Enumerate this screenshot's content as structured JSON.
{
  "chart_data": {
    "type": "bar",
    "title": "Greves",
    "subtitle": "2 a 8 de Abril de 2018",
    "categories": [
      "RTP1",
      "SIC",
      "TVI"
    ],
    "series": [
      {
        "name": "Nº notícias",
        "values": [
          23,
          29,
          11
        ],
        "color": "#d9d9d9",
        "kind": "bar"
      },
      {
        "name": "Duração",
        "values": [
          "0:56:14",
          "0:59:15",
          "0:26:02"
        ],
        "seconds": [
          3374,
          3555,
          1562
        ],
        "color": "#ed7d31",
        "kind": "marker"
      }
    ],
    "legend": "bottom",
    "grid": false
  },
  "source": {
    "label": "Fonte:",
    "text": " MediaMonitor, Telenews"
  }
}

------------------------

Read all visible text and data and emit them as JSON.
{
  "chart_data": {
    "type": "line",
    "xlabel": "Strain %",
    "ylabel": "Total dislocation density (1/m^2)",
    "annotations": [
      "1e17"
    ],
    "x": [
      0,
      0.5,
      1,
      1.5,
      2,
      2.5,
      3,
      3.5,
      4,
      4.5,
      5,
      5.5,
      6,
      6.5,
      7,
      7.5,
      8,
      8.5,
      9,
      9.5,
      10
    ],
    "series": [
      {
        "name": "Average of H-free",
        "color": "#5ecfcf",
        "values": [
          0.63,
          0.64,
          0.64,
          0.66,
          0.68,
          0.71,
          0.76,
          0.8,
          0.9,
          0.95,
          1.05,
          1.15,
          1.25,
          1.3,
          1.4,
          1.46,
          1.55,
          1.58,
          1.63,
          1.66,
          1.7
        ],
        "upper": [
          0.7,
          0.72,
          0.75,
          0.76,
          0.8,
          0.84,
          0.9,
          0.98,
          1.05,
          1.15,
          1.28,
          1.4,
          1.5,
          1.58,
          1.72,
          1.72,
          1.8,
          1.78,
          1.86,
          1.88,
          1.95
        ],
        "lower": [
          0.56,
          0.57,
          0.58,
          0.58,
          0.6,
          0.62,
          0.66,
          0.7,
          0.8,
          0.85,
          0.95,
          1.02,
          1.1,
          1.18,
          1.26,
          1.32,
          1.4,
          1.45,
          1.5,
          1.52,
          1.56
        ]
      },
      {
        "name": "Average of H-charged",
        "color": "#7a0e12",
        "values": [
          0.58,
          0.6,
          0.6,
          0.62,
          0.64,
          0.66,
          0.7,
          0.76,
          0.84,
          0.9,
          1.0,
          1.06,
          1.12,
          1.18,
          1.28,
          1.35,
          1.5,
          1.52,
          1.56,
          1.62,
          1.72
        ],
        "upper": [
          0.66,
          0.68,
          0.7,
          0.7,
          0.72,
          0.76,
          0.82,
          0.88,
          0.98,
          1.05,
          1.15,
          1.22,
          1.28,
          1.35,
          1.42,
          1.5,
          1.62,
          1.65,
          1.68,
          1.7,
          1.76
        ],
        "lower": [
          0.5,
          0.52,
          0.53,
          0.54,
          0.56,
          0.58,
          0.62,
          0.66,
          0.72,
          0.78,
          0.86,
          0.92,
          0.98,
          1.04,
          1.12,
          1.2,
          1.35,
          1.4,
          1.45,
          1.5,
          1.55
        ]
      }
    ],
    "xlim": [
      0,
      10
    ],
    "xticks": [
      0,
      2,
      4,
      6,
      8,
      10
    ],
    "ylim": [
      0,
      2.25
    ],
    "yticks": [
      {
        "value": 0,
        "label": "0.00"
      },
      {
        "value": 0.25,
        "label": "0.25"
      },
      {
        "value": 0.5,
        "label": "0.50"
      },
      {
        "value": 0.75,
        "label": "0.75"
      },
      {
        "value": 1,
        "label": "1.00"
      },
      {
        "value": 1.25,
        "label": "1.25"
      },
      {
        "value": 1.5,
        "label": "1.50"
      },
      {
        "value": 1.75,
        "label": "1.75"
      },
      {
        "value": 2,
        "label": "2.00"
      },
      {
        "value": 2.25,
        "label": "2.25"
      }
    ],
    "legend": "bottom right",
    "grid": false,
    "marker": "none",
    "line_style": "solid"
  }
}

------------------------

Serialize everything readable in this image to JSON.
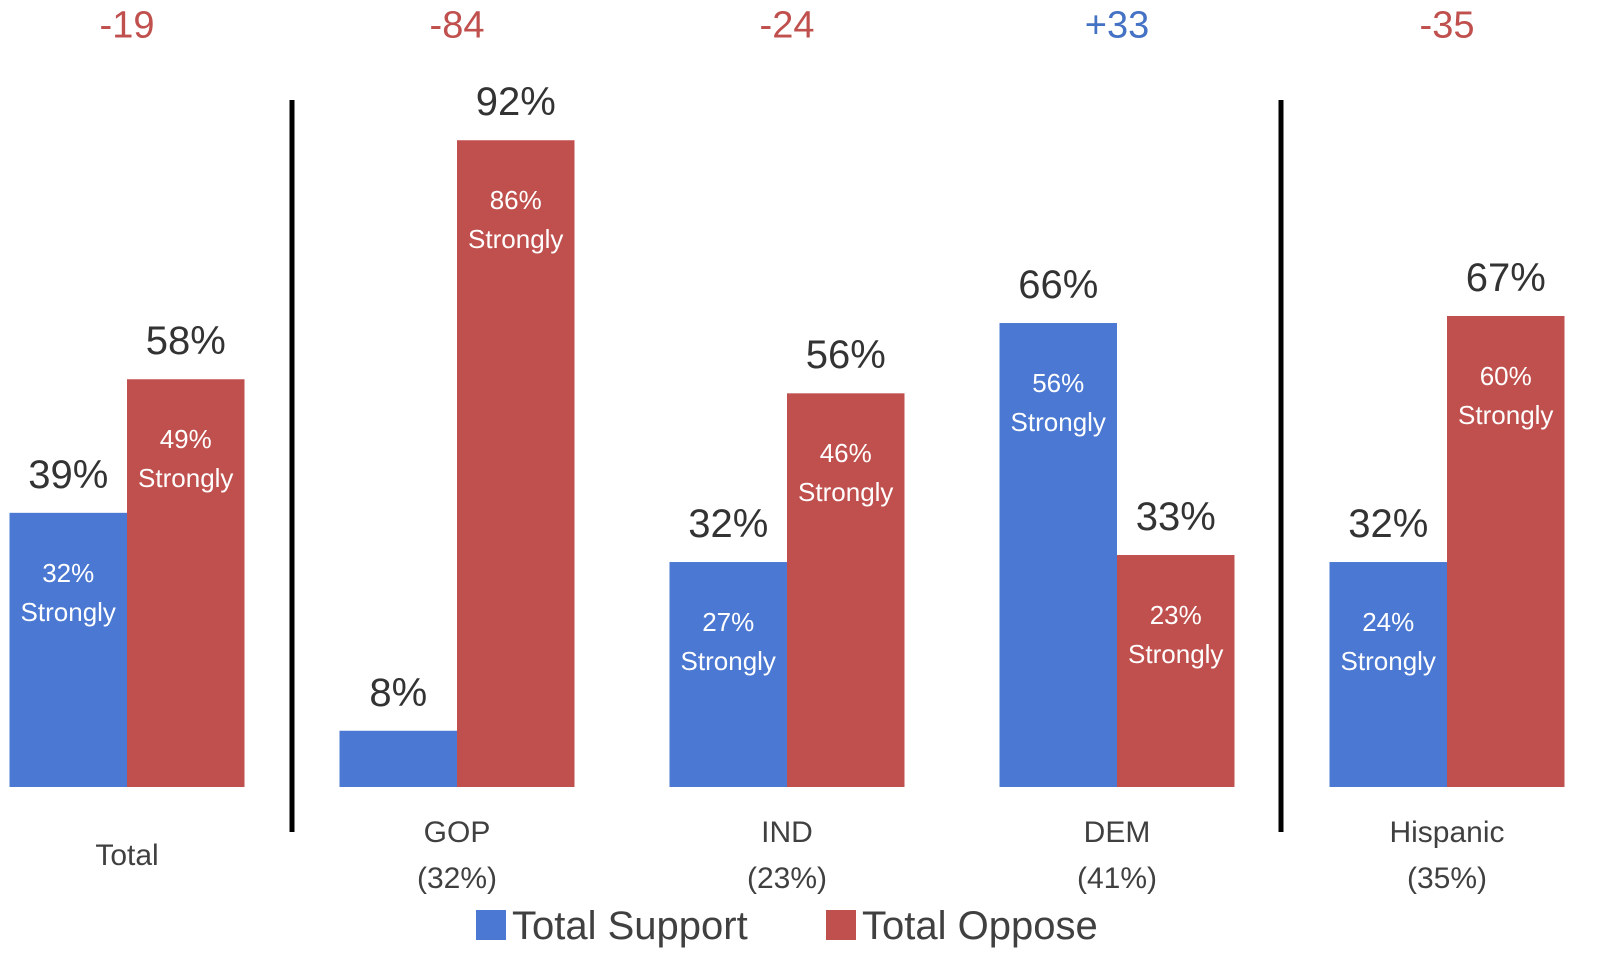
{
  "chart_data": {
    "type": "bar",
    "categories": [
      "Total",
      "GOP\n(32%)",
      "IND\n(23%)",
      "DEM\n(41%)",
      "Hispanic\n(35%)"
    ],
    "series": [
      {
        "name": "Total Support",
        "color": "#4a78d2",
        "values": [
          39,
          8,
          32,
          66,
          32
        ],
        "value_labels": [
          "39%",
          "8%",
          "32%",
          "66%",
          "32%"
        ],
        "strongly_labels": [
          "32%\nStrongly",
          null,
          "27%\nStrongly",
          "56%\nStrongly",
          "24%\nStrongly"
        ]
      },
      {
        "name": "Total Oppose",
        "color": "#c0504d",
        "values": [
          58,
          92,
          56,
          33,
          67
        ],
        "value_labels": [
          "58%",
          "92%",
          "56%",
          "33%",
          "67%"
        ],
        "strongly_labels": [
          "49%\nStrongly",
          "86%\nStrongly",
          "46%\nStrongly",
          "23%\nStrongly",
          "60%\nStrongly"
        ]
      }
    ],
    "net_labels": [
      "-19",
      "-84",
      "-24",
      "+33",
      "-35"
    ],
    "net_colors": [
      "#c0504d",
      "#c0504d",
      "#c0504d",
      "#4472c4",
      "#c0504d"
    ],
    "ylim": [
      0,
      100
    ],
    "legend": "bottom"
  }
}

------------------------

### INSTRUCTIONS FOR THE TASK
Select the lines from the entries that include the word "text".

### EXERCISE ANSWER
    "text": " MediaMonitor, Telenews"
Read all visible text and data and emit them as JSON.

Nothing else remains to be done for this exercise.